- Work to do:
In the material below, find how many lines contain the string "Education". Write only that number.

** start Data records **

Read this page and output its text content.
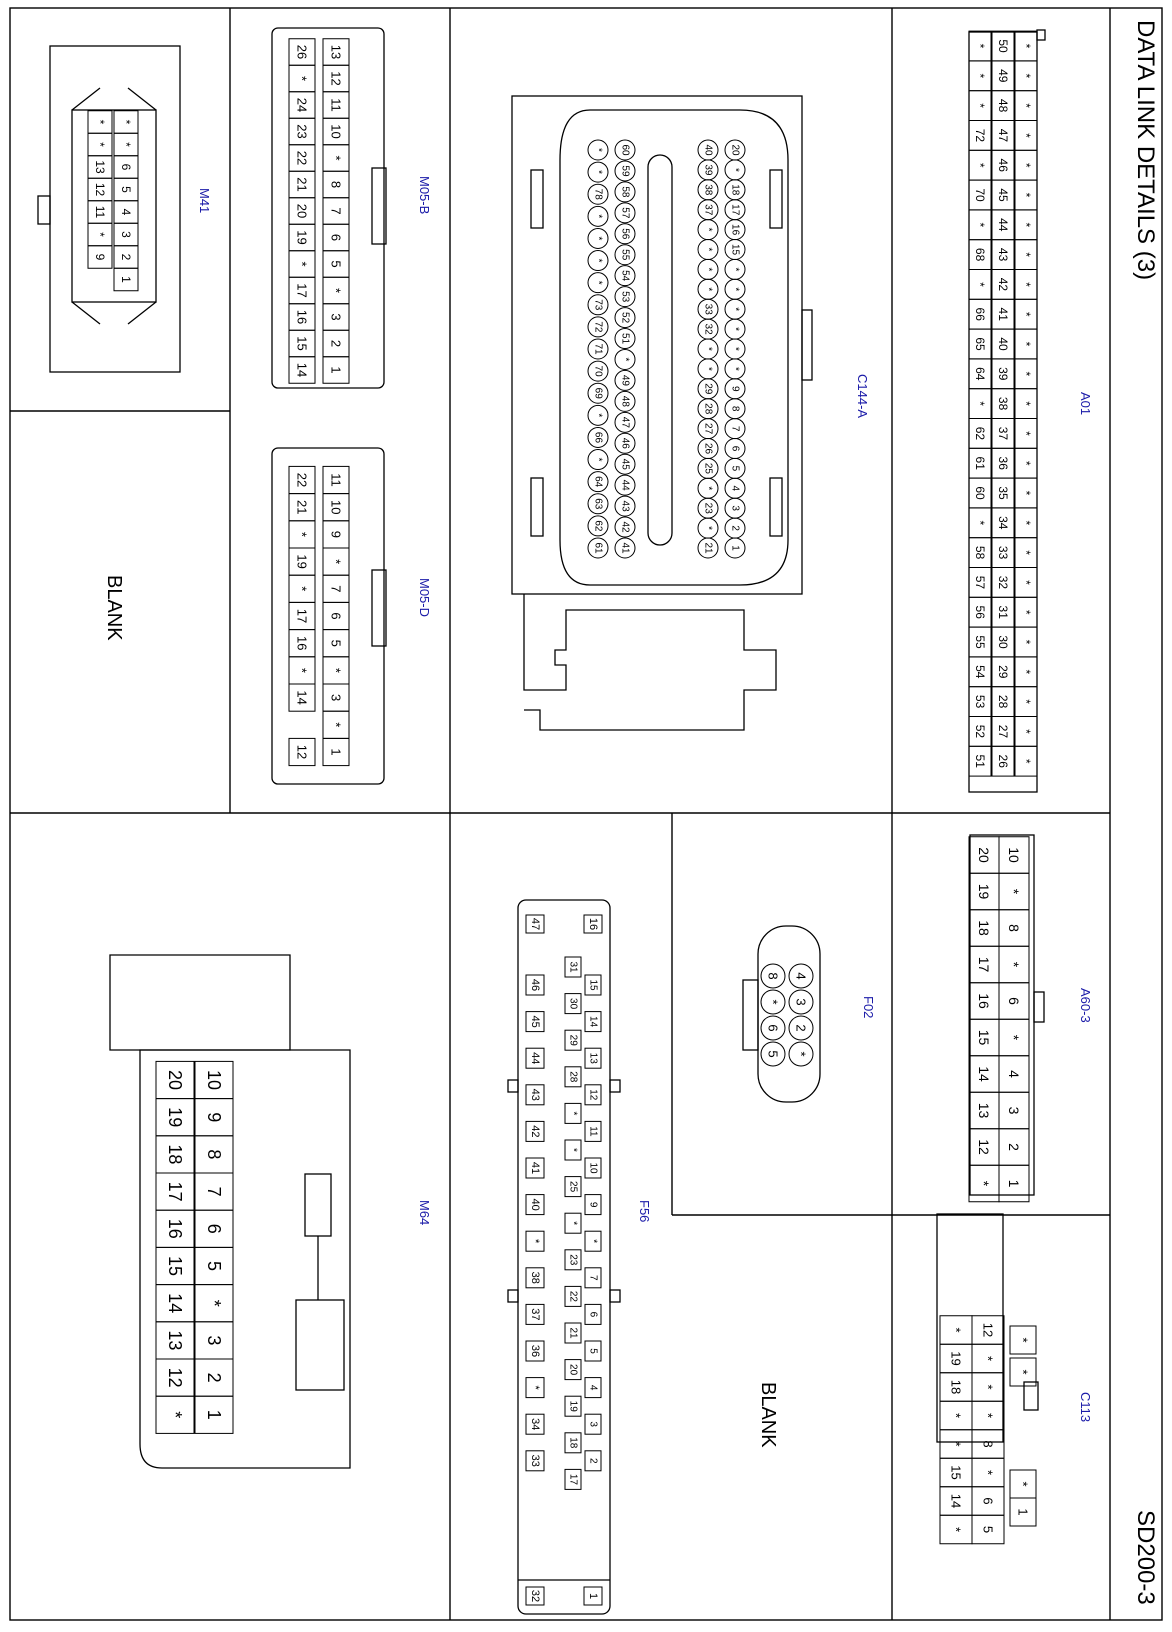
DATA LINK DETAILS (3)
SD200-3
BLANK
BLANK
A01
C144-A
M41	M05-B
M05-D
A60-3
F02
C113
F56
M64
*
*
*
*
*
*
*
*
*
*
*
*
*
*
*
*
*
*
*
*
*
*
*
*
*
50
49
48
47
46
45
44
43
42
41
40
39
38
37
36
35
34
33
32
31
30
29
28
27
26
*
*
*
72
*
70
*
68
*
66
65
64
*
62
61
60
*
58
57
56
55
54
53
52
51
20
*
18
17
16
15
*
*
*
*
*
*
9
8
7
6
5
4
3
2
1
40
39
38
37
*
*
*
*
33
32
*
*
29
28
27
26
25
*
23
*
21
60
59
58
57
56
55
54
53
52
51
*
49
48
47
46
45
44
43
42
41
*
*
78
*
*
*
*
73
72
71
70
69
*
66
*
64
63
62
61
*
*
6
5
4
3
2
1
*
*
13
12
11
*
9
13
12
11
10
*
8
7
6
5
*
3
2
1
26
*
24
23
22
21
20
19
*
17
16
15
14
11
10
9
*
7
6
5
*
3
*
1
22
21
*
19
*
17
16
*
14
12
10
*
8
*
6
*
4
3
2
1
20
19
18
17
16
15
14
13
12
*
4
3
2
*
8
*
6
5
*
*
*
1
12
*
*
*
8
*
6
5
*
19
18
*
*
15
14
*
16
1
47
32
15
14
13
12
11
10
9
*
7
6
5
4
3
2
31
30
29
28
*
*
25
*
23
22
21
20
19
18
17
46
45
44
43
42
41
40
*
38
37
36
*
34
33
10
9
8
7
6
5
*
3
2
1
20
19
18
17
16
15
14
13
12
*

** end Data records **
** start Data records **

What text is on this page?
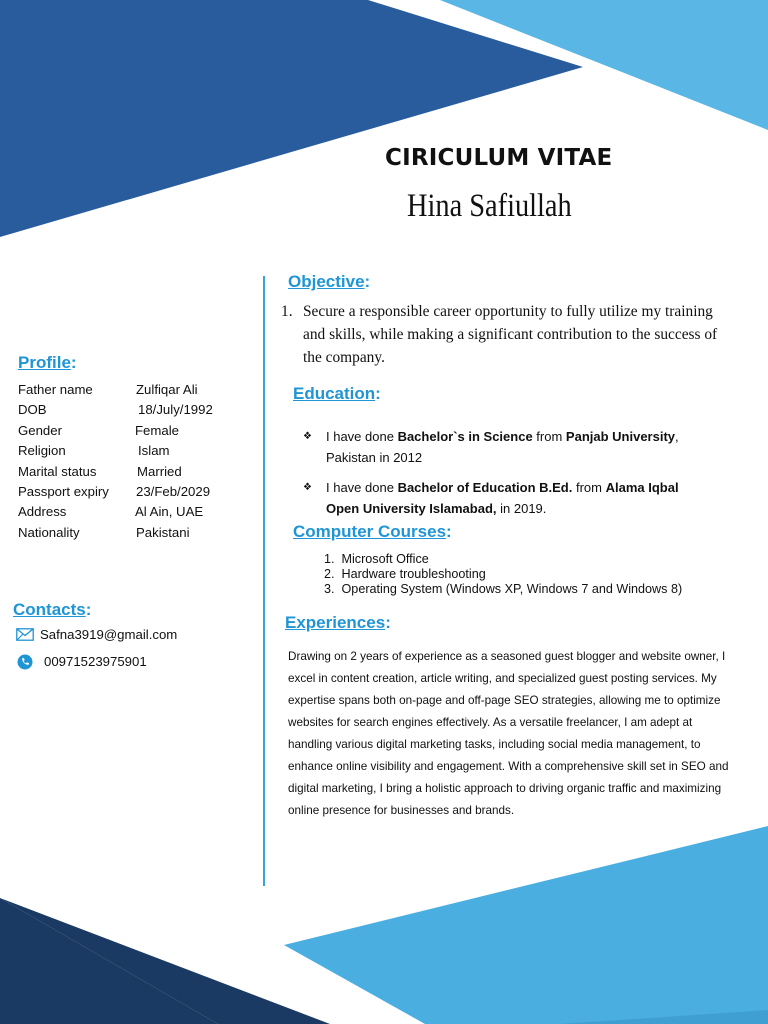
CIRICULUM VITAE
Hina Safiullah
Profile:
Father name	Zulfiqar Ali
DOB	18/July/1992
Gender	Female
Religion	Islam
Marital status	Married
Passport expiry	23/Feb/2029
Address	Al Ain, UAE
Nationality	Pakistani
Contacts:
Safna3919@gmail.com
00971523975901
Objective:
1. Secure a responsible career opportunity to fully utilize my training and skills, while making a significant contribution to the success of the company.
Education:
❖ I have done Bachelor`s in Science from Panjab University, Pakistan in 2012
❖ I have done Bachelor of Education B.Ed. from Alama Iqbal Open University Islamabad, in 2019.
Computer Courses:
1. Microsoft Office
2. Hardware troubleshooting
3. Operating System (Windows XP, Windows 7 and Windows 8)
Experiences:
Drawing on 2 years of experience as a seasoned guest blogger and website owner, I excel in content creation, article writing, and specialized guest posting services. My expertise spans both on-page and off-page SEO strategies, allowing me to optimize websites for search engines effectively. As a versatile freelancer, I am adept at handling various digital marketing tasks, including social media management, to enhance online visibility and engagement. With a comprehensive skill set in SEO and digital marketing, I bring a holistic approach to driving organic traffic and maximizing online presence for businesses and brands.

** end Data records **

- Written solution:
2